Task directions: Retype each record shown below, leaving every character as it is.

--- start of Data provided ---

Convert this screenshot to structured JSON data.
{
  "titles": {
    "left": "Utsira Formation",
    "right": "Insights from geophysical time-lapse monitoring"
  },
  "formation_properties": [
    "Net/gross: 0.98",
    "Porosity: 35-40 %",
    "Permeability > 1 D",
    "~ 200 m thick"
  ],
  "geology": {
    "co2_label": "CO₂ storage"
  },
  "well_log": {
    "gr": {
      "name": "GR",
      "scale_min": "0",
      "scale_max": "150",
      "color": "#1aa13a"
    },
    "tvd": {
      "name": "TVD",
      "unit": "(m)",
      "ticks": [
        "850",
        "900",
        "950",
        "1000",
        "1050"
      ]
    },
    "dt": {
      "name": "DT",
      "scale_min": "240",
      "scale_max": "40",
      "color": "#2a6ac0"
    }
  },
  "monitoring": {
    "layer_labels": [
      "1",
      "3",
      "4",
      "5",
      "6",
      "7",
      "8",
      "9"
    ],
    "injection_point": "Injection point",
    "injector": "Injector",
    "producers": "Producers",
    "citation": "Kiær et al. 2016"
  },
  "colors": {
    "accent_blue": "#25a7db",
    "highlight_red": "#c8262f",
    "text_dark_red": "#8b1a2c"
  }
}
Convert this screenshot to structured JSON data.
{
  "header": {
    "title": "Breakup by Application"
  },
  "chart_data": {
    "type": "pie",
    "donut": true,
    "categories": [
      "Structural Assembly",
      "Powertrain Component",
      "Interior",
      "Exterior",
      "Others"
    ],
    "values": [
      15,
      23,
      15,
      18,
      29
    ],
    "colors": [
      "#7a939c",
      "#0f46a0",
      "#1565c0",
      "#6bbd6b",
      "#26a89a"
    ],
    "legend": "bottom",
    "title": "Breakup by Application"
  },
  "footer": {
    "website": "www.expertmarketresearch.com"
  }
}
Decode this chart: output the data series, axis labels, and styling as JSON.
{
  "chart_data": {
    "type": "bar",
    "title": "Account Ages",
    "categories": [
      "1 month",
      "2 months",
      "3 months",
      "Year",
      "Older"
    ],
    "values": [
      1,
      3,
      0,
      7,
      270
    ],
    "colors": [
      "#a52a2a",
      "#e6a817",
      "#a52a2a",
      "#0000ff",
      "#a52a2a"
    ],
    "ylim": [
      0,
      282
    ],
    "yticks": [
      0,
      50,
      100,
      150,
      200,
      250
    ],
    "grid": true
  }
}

--- end of Data provided ---

Full output:
Convert this screenshot to structured JSON data.
{
  "titles": {
    "left": "Utsira Formation",
    "right": "Insights from geophysical time-lapse monitoring"
  },
  "formation_properties": [
    "Net/gross: 0.98",
    "Porosity: 35-40 %",
    "Permeability > 1 D",
    "~ 200 m thick"
  ],
  "geology": {
    "co2_label": "CO₂ storage"
  },
  "well_log": {
    "gr": {
      "name": "GR",
      "scale_min": "0",
      "scale_max": "150",
      "color": "#1aa13a"
    },
    "tvd": {
      "name": "TVD",
      "unit": "(m)",
      "ticks": [
        "850",
        "900",
        "950",
        "1000",
        "1050"
      ]
    },
    "dt": {
      "name": "DT",
      "scale_min": "240",
      "scale_max": "40",
      "color": "#2a6ac0"
    }
  },
  "monitoring": {
    "layer_labels": [
      "1",
      "3",
      "4",
      "5",
      "6",
      "7",
      "8",
      "9"
    ],
    "injection_point": "Injection point",
    "injector": "Injector",
    "producers": "Producers",
    "citation": "Kiær et al. 2016"
  },
  "colors": {
    "accent_blue": "#25a7db",
    "highlight_red": "#c8262f",
    "text_dark_red": "#8b1a2c"
  }
}
Convert this screenshot to structured JSON data.
{
  "header": {
    "title": "Breakup by Application"
  },
  "chart_data": {
    "type": "pie",
    "donut": true,
    "categories": [
      "Structural Assembly",
      "Powertrain Component",
      "Interior",
      "Exterior",
      "Others"
    ],
    "values": [
      15,
      23,
      15,
      18,
      29
    ],
    "colors": [
      "#7a939c",
      "#0f46a0",
      "#1565c0",
      "#6bbd6b",
      "#26a89a"
    ],
    "legend": "bottom",
    "title": "Breakup by Application"
  },
  "footer": {
    "website": "www.expertmarketresearch.com"
  }
}
Decode this chart: output the data series, axis labels, and styling as JSON.
{
  "chart_data": {
    "type": "bar",
    "title": "Account Ages",
    "categories": [
      "1 month",
      "2 months",
      "3 months",
      "Year",
      "Older"
    ],
    "values": [
      1,
      3,
      0,
      7,
      270
    ],
    "colors": [
      "#a52a2a",
      "#e6a817",
      "#a52a2a",
      "#0000ff",
      "#a52a2a"
    ],
    "ylim": [
      0,
      282
    ],
    "yticks": [
      0,
      50,
      100,
      150,
      200,
      250
    ],
    "grid": true
  }
}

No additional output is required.